Direction: Copy the lines below word for word, from the first line through the line that contains "feature-title: Group Finder", including both.

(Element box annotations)

* * *

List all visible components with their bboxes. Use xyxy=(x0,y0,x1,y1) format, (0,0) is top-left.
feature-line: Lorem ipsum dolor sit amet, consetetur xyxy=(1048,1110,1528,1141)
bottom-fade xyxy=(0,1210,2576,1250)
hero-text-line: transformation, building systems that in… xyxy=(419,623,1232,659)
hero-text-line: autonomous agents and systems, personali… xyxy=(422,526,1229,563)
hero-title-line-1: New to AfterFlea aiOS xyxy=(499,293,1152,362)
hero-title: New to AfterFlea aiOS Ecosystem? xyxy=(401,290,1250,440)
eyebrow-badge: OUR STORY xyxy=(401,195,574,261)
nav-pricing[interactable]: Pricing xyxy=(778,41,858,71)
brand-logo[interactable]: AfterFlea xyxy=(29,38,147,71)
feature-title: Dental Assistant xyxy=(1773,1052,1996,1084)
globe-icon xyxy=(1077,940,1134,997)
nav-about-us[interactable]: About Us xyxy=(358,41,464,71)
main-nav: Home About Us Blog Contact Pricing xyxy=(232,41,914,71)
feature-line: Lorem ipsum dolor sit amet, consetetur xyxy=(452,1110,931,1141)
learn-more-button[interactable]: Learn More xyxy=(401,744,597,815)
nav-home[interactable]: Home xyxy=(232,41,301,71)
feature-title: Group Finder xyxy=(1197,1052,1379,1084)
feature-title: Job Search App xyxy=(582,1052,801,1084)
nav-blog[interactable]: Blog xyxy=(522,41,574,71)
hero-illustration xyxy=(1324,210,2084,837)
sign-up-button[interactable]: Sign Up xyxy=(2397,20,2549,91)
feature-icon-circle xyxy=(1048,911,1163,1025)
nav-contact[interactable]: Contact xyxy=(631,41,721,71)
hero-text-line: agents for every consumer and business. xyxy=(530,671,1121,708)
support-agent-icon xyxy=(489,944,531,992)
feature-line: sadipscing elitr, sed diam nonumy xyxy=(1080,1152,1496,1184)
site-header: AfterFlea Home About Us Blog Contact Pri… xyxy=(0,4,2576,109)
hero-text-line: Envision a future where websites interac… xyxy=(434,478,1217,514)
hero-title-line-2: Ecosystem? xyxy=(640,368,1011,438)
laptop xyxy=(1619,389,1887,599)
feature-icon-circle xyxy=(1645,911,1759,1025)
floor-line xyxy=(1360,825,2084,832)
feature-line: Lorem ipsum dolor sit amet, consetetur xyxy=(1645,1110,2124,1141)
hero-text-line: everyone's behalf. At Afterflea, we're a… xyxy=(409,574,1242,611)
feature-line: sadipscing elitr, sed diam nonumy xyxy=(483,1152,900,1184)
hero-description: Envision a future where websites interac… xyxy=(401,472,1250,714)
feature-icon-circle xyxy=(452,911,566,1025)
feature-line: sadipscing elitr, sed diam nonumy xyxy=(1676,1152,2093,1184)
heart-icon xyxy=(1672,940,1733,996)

* * *

Exercise response:
List all visible components with their bboxes. Use xyxy=(x0,y0,x1,y1) format, (0,0) is top-left.
feature-line: Lorem ipsum dolor sit amet, consetetur xyxy=(1048,1110,1528,1141)
bottom-fade xyxy=(0,1210,2576,1250)
hero-text-line: transformation, building systems that in… xyxy=(419,623,1232,659)
hero-text-line: autonomous agents and systems, personali… xyxy=(422,526,1229,563)
hero-title-line-1: New to AfterFlea aiOS xyxy=(499,293,1152,362)
hero-title: New to AfterFlea aiOS Ecosystem? xyxy=(401,290,1250,440)
eyebrow-badge: OUR STORY xyxy=(401,195,574,261)
nav-pricing[interactable]: Pricing xyxy=(778,41,858,71)
brand-logo[interactable]: AfterFlea xyxy=(29,38,147,71)
feature-title: Dental Assistant xyxy=(1773,1052,1996,1084)
globe-icon xyxy=(1077,940,1134,997)
nav-about-us[interactable]: About Us xyxy=(358,41,464,71)
main-nav: Home About Us Blog Contact Pricing xyxy=(232,41,914,71)
feature-line: Lorem ipsum dolor sit amet, consetetur xyxy=(452,1110,931,1141)
learn-more-button[interactable]: Learn More xyxy=(401,744,597,815)
nav-home[interactable]: Home xyxy=(232,41,301,71)
feature-title: Group Finder xyxy=(1197,1052,1379,1084)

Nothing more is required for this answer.